● Exercise brief
Copy out every line of the records below without changing anything, and leave out the pictures.
-------------------------
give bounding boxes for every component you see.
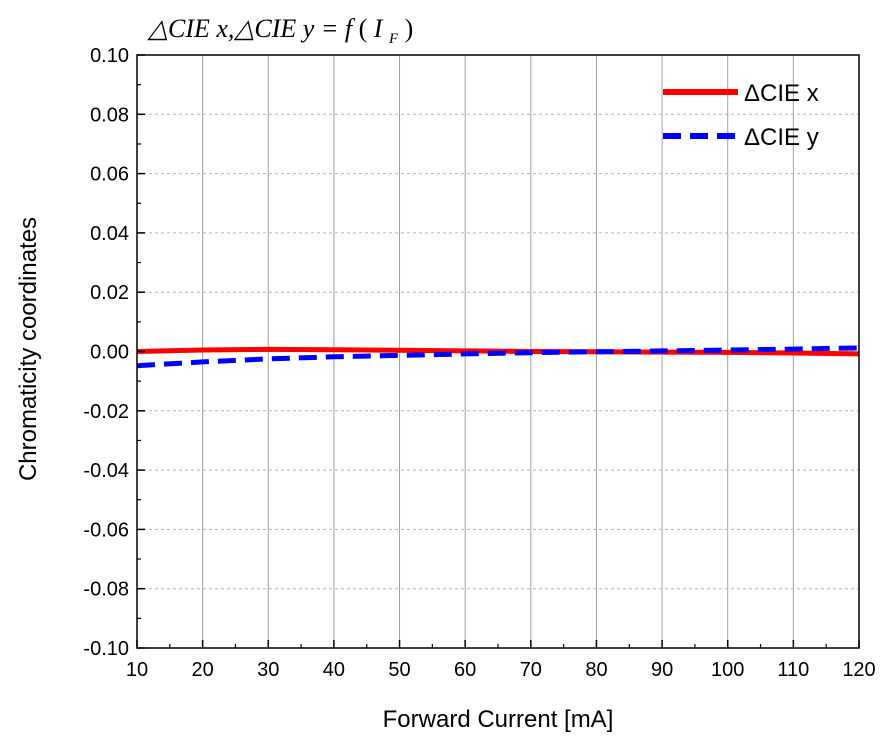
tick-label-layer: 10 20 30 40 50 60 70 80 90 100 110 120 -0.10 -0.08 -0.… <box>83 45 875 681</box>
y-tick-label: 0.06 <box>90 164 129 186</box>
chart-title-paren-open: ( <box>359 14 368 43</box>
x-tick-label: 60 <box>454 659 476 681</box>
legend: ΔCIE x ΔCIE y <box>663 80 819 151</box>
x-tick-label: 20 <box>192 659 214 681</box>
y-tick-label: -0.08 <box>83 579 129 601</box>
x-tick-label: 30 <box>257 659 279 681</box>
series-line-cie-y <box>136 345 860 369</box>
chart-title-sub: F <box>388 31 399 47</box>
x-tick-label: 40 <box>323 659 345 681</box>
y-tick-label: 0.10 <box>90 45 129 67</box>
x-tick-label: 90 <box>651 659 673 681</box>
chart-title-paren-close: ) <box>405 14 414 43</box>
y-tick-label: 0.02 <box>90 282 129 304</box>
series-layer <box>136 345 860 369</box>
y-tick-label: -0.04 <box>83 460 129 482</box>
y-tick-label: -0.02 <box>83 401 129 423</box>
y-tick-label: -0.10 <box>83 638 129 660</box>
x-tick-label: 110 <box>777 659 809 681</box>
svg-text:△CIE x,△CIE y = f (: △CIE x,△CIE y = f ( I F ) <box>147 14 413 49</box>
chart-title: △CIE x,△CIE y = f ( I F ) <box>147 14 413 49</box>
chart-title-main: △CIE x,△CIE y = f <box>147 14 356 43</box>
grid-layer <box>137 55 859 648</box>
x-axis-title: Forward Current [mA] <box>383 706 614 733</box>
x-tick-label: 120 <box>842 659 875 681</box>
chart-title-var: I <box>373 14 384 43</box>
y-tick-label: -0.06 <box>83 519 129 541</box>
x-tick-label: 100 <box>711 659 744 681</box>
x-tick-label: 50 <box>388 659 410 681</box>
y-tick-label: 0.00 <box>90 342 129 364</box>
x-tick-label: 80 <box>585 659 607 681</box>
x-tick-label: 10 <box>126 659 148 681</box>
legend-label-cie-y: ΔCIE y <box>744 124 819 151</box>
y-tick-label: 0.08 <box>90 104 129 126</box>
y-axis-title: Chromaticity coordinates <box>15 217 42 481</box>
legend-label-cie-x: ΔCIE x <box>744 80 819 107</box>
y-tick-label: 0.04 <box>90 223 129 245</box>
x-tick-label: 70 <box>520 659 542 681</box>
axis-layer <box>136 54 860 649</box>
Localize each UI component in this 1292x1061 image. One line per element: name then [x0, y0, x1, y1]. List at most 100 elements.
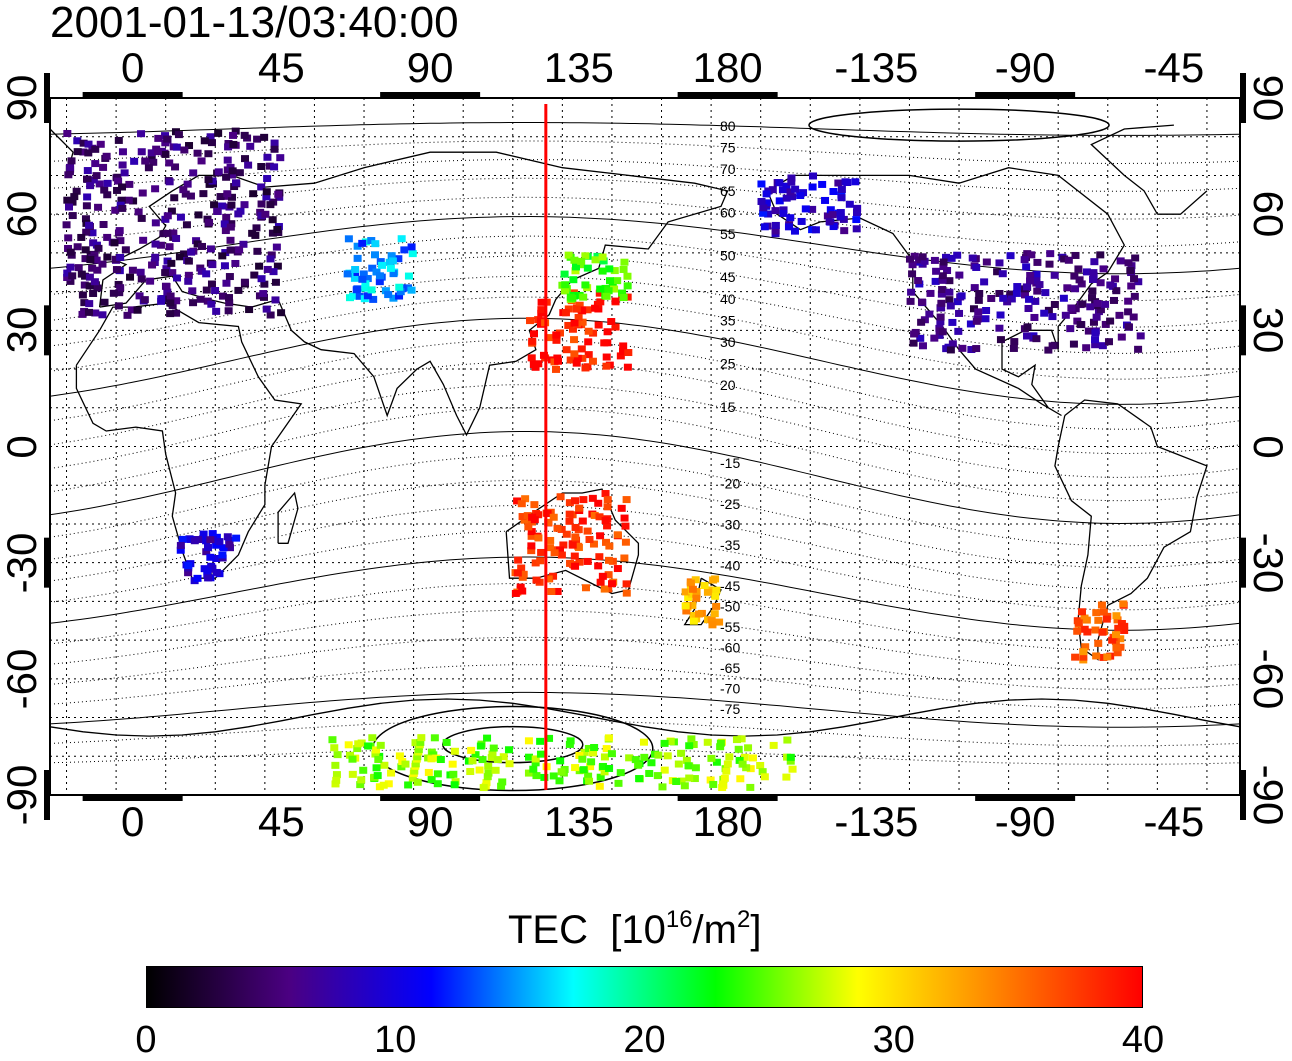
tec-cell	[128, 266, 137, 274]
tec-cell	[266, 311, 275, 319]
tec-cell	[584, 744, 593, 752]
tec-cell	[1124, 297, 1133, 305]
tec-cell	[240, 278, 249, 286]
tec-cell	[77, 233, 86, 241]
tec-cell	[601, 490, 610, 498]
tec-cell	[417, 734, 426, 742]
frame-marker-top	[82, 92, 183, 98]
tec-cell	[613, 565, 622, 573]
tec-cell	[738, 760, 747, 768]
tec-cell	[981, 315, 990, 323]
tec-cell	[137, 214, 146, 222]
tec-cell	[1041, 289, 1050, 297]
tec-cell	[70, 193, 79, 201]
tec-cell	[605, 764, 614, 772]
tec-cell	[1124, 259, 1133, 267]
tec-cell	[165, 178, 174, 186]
-------------------------
● Answer below
give bounding boxes for every component you see.
tick-label-layer: 10 20 30 40 50 60 70 80 90 100 110 120 -0.10 -0.08 -0.… <box>83 45 875 681</box>
y-tick-label: 0.06 <box>90 164 129 186</box>
chart-title-paren-open: ( <box>359 14 368 43</box>
x-tick-label: 60 <box>454 659 476 681</box>
legend: ΔCIE x ΔCIE y <box>663 80 819 151</box>
x-tick-label: 20 <box>192 659 214 681</box>
y-tick-label: -0.08 <box>83 579 129 601</box>
x-tick-label: 30 <box>257 659 279 681</box>
series-line-cie-y <box>136 345 860 369</box>
chart-title-sub: F <box>388 31 399 47</box>
x-tick-label: 40 <box>323 659 345 681</box>
y-tick-label: 0.10 <box>90 45 129 67</box>
x-tick-label: 90 <box>651 659 673 681</box>
chart-title-paren-close: ) <box>405 14 414 43</box>
y-tick-label: 0.02 <box>90 282 129 304</box>
series-layer <box>136 345 860 369</box>
y-tick-label: -0.04 <box>83 460 129 482</box>
y-tick-label: -0.02 <box>83 401 129 423</box>
y-tick-label: -0.10 <box>83 638 129 660</box>
x-tick-label: 110 <box>777 659 809 681</box>
svg-text:△CIE x,△CIE y = f (: △CIE x,△CIE y = f ( I F ) <box>147 14 413 49</box>
chart-title: △CIE x,△CIE y = f ( I F ) <box>147 14 413 49</box>
chart-title-main: △CIE x,△CIE y = f <box>147 14 356 43</box>
grid-layer <box>137 55 859 648</box>
x-axis-title: Forward Current [mA] <box>383 706 614 733</box>
x-tick-label: 120 <box>842 659 875 681</box>
chart-title-var: I <box>373 14 384 43</box>
y-tick-label: -0.06 <box>83 519 129 541</box>
x-tick-label: 100 <box>711 659 744 681</box>
x-tick-label: 50 <box>388 659 410 681</box>
y-tick-label: 0.00 <box>90 342 129 364</box>
x-tick-label: 80 <box>585 659 607 681</box>
x-tick-label: 10 <box>126 659 148 681</box>
legend-label-cie-y: ΔCIE y <box>744 124 819 151</box>
y-tick-label: 0.08 <box>90 104 129 126</box>
y-axis-title: Chromaticity coordinates <box>15 217 42 481</box>
legend-label-cie-x: ΔCIE x <box>744 80 819 107</box>
y-tick-label: 0.04 <box>90 223 129 245</box>
x-tick-label: 70 <box>520 659 542 681</box>
axis-layer <box>136 54 860 649</box>
Localize each UI component in this 1292x1061 image. One line per element: name then [x0, y0, x1, y1]. List at most 100 elements.
tec-cell	[128, 266, 137, 274]
tec-cell	[266, 311, 275, 319]
tec-cell	[584, 744, 593, 752]
tec-cell	[1124, 297, 1133, 305]
tec-cell	[240, 278, 249, 286]
tec-cell	[77, 233, 86, 241]
tec-cell	[601, 490, 610, 498]
tec-cell	[417, 734, 426, 742]
frame-marker-top	[82, 92, 183, 98]
tec-cell	[613, 565, 622, 573]
tec-cell	[738, 760, 747, 768]
tec-cell	[981, 315, 990, 323]
tec-cell	[137, 214, 146, 222]
tec-cell	[1041, 289, 1050, 297]
tec-cell	[70, 193, 79, 201]
tec-cell	[605, 764, 614, 772]
tec-cell	[1124, 259, 1133, 267]
tec-cell	[165, 178, 174, 186]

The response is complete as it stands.